== Material provided ==

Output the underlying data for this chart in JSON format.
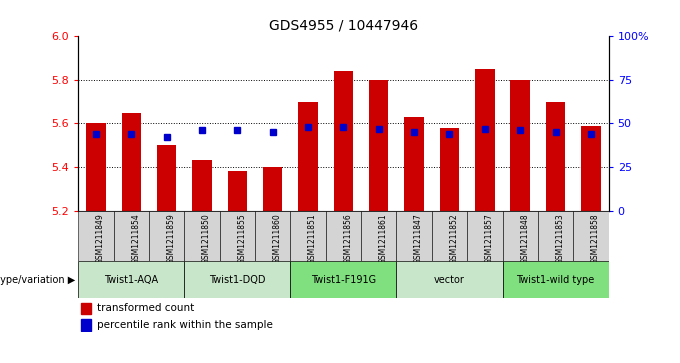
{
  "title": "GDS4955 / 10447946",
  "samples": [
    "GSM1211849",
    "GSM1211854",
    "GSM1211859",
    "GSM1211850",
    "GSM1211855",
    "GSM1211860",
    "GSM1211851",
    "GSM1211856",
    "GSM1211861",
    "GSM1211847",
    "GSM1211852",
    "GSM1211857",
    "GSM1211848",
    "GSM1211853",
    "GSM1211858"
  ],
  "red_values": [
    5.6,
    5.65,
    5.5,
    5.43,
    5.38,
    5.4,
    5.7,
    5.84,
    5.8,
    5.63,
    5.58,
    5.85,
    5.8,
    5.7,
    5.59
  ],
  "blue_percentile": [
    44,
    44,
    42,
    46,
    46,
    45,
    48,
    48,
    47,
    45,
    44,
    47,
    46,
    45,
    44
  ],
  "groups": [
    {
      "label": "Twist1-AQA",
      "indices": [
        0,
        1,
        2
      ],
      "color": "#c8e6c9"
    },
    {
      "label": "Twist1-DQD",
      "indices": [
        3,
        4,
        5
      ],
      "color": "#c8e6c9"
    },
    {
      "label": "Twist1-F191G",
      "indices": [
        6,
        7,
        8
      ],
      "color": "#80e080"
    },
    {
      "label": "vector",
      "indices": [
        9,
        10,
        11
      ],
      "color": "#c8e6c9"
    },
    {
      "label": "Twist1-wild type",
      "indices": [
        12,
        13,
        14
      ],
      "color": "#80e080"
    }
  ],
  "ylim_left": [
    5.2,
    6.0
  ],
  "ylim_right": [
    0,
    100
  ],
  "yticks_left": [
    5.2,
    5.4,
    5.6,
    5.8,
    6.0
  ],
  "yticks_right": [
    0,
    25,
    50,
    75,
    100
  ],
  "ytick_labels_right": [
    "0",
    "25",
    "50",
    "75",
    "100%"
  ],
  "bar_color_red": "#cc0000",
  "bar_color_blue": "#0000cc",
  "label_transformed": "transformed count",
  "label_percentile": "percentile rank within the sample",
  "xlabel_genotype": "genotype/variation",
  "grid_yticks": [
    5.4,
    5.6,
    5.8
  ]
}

===

[Your instructions] The listing above must be printed again exactly, minus its pictures.

[Response to this task]
Output the underlying data for this chart in JSON format.
{
  "title": "GDS4955 / 10447946",
  "samples": [
    "GSM1211849",
    "GSM1211854",
    "GSM1211859",
    "GSM1211850",
    "GSM1211855",
    "GSM1211860",
    "GSM1211851",
    "GSM1211856",
    "GSM1211861",
    "GSM1211847",
    "GSM1211852",
    "GSM1211857",
    "GSM1211848",
    "GSM1211853",
    "GSM1211858"
  ],
  "red_values": [
    5.6,
    5.65,
    5.5,
    5.43,
    5.38,
    5.4,
    5.7,
    5.84,
    5.8,
    5.63,
    5.58,
    5.85,
    5.8,
    5.7,
    5.59
  ],
  "blue_percentile": [
    44,
    44,
    42,
    46,
    46,
    45,
    48,
    48,
    47,
    45,
    44,
    47,
    46,
    45,
    44
  ],
  "groups": [
    {
      "label": "Twist1-AQA",
      "indices": [
        0,
        1,
        2
      ],
      "color": "#c8e6c9"
    },
    {
      "label": "Twist1-DQD",
      "indices": [
        3,
        4,
        5
      ],
      "color": "#c8e6c9"
    },
    {
      "label": "Twist1-F191G",
      "indices": [
        6,
        7,
        8
      ],
      "color": "#80e080"
    },
    {
      "label": "vector",
      "indices": [
        9,
        10,
        11
      ],
      "color": "#c8e6c9"
    },
    {
      "label": "Twist1-wild type",
      "indices": [
        12,
        13,
        14
      ],
      "color": "#80e080"
    }
  ],
  "ylim_left": [
    5.2,
    6.0
  ],
  "ylim_right": [
    0,
    100
  ],
  "yticks_left": [
    5.2,
    5.4,
    5.6,
    5.8,
    6.0
  ],
  "yticks_right": [
    0,
    25,
    50,
    75,
    100
  ],
  "ytick_labels_right": [
    "0",
    "25",
    "50",
    "75",
    "100%"
  ],
  "bar_color_red": "#cc0000",
  "bar_color_blue": "#0000cc",
  "label_transformed": "transformed count",
  "label_percentile": "percentile rank within the sample",
  "xlabel_genotype": "genotype/variation",
  "grid_yticks": [
    5.4,
    5.6,
    5.8
  ]
}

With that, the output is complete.